=== Document excerpt ===

Where an individual becomes entitled to a lifetime allowance enhancement factor, their level of lifetime allowance is enhanced at every BCE that occurs in relation to that individual from that point on.  How that enhancement is given depends on when the BCE occurred, the form of the lifetime allowance factor and when the event triggering the enhancement factor occurred.

The calculation of the enhanced lifetime allowance will also be affected by fixed protection, fixed protection 2014, fixed protection 2016, individual protection 2014 and individual protection 2016.

===

* _Given problem 1_:
Copy out the records word for word, from their first line through the line containing "207, 552, 233]".

=== Material for this task ===

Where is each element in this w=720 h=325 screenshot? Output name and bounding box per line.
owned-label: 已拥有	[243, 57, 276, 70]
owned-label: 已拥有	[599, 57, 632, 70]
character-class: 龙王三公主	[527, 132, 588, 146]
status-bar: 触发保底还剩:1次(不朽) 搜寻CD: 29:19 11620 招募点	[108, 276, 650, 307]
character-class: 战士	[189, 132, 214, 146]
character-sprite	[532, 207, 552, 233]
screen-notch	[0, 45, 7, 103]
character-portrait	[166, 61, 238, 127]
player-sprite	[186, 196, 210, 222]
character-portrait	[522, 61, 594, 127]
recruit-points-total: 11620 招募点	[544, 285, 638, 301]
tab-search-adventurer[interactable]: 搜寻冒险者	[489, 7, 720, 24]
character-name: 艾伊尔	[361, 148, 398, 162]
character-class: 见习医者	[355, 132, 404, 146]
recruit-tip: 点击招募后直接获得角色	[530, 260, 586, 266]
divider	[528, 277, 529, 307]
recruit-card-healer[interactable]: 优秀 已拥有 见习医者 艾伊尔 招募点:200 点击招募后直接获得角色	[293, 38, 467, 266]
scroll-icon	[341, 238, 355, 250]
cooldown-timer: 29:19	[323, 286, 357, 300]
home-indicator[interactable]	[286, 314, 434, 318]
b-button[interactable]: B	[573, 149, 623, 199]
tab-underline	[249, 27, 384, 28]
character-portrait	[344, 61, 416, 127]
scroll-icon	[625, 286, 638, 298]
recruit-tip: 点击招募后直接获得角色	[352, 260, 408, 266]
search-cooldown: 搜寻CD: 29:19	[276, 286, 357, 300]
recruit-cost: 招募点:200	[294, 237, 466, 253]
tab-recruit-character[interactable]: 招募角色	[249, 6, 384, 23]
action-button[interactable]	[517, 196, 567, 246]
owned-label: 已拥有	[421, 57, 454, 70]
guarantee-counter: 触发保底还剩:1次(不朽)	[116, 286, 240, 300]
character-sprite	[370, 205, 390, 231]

===

* _Given problem 2_:
Continue the passage on lifetime allowance enhancement factors from where it ends.

* _Written response 1_:
Where is each element in this w=720 h=325 screenshot? Output name and bounding box per line.
owned-label: 已拥有	[243, 57, 276, 70]
owned-label: 已拥有	[599, 57, 632, 70]
character-class: 龙王三公主	[527, 132, 588, 146]
status-bar: 触发保底还剩:1次(不朽) 搜寻CD: 29:19 11620 招募点	[108, 276, 650, 307]
character-class: 战士	[189, 132, 214, 146]
character-sprite	[532, 207, 552, 233]

* _Written response 2_:
BCEs occurring before 6 April 2012 – all factors
Member only has a pre - 6 April 2006 divorce factor
Member only has enhancement factors relating to post 5 April 2016 events
Example of calculating an individuals’ lifetime allowance using the standard formula
Primary protection BCEs after 5 April 2012
Other enhancement factors relating to pre - 6 April 2012 events
Other enhancement factors relating to events 6 April 2012 to 5 April 2014
Other enhancement factors relating to events 6 April 2014 to 5 April 2016
Individuals with any of the fixed or individual protections

BCEs occurring before 6 April 2012 – all factors

Section 218(4) Finance Act 2004

For BCEs that occurred before 6 April 2012 for all forms of enhancement factor the individual lifetime allowance was calculated using the formula

SLA + (SLA x LAEF)

SLA is the standard lifetime allowance at the date of the BCE.

LAEF is the lifetime enhancement factor (or if the individual has more than one factor the total of their lifetime allowance enhancement factors).

This version of formula for calculating an individual’s lifetime allowance is also referred to on this guidance page as the standard formula.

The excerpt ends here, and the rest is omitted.